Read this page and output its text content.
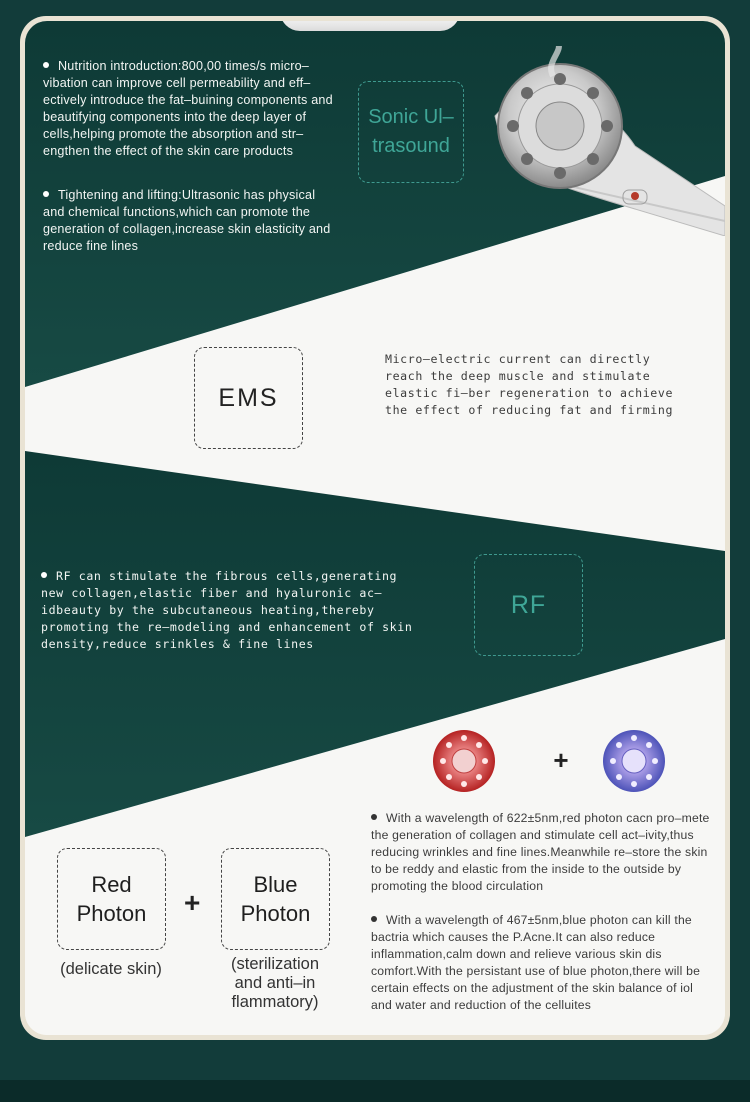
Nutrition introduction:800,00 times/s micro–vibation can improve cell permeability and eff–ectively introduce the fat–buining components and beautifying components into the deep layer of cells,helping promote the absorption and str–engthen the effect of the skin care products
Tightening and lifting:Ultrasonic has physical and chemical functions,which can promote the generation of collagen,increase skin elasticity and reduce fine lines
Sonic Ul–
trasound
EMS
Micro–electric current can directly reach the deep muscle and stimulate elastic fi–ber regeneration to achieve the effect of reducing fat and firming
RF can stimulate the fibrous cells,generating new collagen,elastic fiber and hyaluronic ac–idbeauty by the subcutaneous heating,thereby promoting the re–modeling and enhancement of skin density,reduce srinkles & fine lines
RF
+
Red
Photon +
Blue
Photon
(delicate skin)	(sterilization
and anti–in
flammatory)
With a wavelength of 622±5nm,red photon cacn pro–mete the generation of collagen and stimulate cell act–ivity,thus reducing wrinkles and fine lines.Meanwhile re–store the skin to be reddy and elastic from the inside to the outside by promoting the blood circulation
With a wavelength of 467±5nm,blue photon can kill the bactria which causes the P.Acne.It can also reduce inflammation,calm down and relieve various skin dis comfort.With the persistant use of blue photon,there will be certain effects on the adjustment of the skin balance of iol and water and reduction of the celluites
========================================================================
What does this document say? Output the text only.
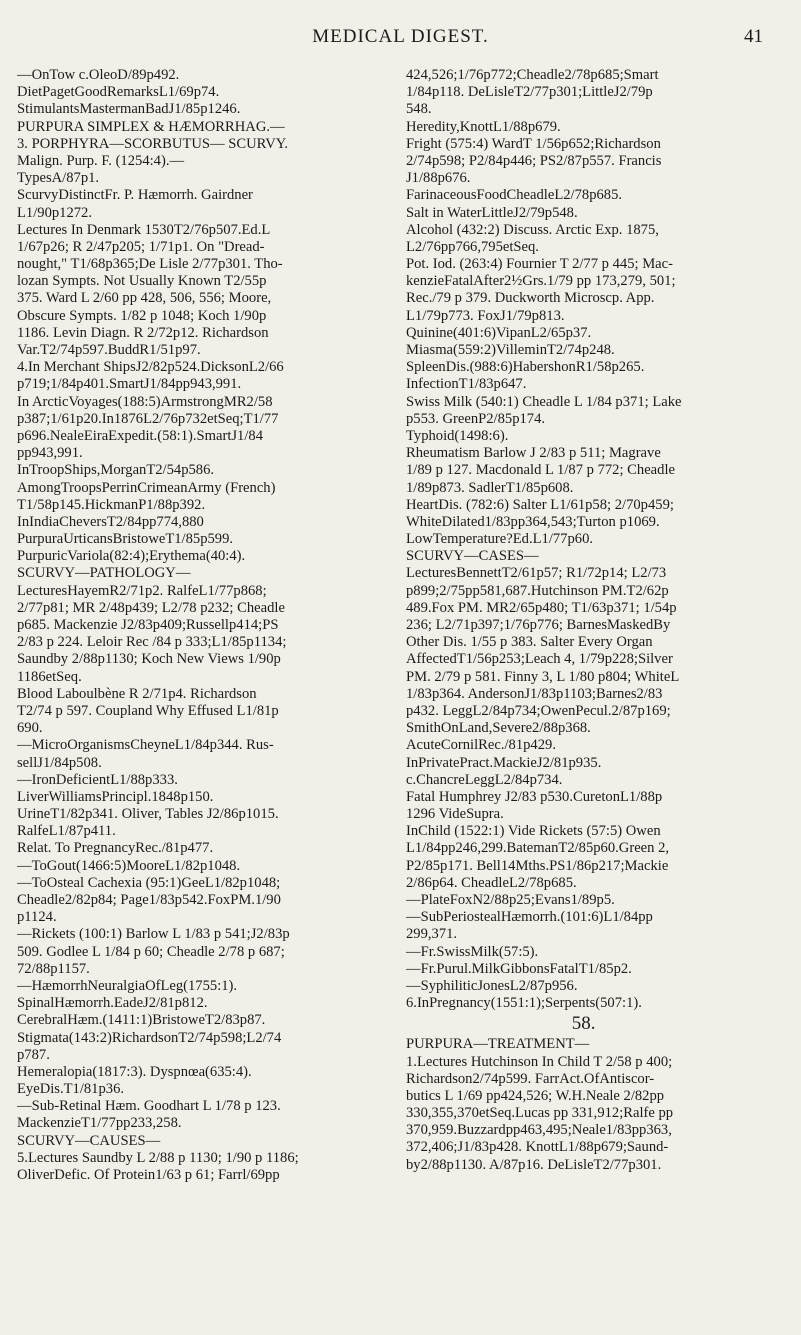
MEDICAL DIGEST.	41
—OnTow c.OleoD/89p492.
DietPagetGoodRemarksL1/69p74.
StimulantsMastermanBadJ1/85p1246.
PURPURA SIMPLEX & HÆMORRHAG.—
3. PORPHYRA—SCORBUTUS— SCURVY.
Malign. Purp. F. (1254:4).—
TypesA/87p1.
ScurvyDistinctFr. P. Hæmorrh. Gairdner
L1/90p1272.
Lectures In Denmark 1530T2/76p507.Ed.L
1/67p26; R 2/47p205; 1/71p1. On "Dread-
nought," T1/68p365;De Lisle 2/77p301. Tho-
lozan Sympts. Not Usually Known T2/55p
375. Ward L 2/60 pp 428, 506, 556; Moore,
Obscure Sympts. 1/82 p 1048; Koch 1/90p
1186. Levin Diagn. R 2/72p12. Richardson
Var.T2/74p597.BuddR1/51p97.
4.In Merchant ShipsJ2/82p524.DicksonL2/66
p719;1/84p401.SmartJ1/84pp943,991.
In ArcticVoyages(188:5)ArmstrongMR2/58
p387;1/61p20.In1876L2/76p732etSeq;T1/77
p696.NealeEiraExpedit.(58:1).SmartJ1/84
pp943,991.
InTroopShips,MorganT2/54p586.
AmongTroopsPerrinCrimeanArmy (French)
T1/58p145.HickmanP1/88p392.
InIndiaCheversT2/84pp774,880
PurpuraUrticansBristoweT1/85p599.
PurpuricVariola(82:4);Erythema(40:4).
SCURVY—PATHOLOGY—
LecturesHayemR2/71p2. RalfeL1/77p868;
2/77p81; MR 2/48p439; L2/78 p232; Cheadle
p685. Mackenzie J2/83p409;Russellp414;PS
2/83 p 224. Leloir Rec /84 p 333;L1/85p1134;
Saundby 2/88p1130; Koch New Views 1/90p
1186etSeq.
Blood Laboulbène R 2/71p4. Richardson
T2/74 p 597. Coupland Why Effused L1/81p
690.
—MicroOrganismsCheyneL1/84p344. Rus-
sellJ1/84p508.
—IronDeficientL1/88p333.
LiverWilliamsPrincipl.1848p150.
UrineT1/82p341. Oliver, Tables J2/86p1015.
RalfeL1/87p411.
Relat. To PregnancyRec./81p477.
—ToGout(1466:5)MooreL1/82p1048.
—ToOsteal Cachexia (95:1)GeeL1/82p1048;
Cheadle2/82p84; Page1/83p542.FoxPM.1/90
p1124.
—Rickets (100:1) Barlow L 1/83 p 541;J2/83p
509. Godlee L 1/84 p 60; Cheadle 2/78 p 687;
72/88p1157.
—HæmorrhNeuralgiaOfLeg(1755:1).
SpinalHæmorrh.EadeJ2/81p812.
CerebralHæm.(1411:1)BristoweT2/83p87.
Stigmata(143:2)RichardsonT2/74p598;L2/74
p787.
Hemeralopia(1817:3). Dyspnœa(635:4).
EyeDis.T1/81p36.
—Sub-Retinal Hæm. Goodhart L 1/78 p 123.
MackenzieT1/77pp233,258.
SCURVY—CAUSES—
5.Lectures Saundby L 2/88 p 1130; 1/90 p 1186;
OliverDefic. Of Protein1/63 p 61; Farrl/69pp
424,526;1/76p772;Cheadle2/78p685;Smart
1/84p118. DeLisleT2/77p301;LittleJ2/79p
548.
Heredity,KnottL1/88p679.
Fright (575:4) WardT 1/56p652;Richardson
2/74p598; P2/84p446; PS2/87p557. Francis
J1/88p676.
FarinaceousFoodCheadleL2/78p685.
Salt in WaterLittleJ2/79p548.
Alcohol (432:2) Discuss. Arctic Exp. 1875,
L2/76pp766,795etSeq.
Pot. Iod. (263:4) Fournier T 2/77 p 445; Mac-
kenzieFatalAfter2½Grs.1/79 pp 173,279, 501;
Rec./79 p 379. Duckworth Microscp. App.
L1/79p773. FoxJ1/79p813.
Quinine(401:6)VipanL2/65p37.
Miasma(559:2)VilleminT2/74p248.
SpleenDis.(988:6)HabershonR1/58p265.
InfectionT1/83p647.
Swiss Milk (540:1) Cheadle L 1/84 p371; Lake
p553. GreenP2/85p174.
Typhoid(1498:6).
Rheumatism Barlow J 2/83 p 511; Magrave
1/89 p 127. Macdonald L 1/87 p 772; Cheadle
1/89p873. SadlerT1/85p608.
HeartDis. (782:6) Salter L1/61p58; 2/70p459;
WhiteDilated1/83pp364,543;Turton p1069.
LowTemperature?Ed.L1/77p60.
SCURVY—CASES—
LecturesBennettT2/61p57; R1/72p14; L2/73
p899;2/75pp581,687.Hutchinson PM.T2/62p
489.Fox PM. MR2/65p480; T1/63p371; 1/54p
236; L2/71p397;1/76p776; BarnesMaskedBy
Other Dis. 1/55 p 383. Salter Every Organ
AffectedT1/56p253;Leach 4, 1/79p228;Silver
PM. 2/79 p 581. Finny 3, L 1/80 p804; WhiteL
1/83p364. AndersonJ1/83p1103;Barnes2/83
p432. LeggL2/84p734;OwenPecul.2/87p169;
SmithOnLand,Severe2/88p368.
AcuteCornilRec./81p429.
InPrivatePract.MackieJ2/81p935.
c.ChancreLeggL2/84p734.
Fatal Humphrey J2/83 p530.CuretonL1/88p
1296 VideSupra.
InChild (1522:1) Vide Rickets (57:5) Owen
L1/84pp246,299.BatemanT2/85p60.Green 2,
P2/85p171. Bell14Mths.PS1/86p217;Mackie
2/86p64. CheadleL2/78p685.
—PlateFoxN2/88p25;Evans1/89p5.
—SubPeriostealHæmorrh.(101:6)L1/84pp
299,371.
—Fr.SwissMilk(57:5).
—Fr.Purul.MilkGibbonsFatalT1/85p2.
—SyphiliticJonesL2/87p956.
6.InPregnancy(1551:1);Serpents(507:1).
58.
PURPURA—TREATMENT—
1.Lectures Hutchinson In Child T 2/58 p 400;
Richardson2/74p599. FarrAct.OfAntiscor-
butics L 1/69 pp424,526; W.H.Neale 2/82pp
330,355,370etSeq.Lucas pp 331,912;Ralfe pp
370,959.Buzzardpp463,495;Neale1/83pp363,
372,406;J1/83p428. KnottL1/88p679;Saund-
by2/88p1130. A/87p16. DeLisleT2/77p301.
========================================================================
§ What to produce
All lines above that contain "wavelength" are required in the answer.

§ Answer
With a wavelength of 622±5nm,red photon cacn pro–mete the generation of collagen and stimulate cell act–ivity,thus reducing wrinkles and fine lines.Meanwhile re–store the skin to be reddy and elastic from the inside to the outside by promoting the blood circulation
With a wavelength of 467±5nm,blue photon can kill the bactria which causes the P.Acne.It can also reduce inflammation,calm down and relieve various skin dis comfort.With the persistant use of blue photon,there will be certain effects on the adjustment of the skin balance of iol and water and reduction of the celluites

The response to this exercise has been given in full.